━━ Input records ━━

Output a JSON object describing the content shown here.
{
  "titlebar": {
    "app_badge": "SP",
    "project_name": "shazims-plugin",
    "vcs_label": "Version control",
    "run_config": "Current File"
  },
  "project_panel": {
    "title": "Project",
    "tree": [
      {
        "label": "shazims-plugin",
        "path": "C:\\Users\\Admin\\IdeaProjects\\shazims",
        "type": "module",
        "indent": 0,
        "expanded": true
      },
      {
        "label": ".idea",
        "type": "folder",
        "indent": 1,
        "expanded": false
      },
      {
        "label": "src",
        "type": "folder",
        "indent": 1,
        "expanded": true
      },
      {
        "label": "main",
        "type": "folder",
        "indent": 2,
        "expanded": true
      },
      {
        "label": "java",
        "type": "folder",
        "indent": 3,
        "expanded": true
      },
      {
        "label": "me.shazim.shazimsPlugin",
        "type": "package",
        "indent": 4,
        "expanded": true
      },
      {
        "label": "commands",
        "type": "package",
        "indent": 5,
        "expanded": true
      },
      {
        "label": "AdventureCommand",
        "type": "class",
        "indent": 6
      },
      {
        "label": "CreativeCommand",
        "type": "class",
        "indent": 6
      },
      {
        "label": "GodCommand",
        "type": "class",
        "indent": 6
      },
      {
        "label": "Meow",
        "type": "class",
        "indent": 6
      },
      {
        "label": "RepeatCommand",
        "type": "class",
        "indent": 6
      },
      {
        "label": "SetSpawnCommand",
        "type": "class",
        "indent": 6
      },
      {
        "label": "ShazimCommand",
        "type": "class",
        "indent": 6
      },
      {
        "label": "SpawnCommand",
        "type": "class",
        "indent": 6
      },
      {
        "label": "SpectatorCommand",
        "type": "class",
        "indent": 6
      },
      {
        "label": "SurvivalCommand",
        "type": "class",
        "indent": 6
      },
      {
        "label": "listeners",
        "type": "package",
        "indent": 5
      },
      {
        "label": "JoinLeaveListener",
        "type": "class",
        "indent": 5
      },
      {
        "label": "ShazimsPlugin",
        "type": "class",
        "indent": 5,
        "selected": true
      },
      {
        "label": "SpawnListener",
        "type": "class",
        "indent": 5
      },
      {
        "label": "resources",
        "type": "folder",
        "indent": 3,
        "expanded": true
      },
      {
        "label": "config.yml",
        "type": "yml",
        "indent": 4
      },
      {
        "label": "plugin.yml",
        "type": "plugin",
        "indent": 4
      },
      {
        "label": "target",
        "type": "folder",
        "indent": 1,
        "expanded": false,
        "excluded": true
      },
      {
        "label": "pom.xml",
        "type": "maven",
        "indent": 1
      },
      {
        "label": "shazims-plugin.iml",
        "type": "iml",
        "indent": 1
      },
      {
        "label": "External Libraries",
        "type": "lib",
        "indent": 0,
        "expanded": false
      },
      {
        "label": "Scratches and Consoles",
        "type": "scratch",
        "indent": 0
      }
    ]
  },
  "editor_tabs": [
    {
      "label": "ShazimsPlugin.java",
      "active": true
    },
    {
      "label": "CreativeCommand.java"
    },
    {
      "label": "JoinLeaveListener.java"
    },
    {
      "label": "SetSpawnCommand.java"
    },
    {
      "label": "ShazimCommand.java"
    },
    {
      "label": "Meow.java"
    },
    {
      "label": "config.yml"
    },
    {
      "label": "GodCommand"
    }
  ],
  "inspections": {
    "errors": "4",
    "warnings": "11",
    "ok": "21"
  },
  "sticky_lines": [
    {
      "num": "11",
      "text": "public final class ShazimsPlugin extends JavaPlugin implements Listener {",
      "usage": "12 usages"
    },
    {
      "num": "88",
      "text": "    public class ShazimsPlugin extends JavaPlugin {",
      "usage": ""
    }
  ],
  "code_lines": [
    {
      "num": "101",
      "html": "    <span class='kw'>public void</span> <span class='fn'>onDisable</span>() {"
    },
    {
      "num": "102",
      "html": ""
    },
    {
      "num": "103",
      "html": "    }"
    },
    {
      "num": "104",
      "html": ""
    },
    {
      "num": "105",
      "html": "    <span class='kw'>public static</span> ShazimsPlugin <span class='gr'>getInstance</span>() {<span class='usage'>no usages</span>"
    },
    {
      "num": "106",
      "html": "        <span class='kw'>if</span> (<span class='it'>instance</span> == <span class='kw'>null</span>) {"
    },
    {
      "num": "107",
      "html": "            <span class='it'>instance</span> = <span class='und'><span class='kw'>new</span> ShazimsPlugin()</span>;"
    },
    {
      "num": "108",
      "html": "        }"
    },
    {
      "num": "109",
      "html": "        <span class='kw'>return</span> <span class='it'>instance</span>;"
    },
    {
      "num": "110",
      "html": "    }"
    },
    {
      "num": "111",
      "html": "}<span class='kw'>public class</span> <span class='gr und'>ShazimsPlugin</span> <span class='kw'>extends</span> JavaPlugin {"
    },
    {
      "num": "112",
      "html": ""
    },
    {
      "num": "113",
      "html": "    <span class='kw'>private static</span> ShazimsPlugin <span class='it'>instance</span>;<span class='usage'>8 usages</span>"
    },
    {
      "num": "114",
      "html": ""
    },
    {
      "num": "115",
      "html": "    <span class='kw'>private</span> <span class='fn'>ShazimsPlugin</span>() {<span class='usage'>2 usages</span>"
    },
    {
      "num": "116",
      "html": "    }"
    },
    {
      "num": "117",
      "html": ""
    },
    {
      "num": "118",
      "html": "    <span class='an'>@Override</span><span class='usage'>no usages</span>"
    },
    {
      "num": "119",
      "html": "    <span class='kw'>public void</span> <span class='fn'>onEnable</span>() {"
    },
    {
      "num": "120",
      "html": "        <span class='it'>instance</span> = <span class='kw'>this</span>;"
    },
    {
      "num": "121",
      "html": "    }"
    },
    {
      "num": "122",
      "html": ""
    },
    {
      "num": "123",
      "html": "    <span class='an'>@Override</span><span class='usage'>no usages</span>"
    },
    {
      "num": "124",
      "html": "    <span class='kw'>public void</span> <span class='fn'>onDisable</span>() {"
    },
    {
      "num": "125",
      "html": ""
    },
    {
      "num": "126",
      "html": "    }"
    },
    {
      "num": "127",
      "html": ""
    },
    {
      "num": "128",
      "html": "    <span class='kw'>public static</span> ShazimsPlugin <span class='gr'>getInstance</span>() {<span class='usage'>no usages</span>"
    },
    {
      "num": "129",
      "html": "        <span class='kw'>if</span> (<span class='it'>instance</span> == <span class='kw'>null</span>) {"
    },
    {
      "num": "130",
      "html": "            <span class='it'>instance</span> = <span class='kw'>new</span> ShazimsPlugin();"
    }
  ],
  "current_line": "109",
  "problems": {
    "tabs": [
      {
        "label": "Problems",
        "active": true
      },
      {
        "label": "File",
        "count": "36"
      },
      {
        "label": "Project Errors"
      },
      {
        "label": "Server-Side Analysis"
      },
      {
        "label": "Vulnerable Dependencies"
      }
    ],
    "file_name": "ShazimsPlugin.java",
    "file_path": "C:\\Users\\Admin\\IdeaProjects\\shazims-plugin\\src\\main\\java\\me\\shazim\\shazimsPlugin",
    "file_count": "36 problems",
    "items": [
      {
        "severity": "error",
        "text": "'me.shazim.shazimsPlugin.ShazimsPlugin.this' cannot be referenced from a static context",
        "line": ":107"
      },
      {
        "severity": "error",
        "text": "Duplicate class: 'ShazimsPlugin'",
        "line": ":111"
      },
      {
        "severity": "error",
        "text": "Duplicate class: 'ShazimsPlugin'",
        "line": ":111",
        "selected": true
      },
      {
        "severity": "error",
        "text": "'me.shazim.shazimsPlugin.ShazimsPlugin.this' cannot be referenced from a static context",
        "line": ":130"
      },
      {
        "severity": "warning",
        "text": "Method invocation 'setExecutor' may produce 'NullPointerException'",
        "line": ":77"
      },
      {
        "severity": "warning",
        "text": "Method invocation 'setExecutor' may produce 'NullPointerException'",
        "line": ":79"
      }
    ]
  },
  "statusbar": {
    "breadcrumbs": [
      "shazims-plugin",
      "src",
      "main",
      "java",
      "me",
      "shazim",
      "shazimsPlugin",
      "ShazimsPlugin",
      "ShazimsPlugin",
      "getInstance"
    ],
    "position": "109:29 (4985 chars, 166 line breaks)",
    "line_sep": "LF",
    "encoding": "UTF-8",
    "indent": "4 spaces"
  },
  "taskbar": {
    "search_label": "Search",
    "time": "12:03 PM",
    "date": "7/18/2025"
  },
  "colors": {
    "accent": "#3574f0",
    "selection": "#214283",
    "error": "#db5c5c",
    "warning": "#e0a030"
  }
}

━━━

## Your instructions:
Go through the lines above. Select every one that has the string "JoinLeaveListener".

## Written solution:
        "label": "JoinLeaveListener",
      "label": "JoinLeaveListener.java"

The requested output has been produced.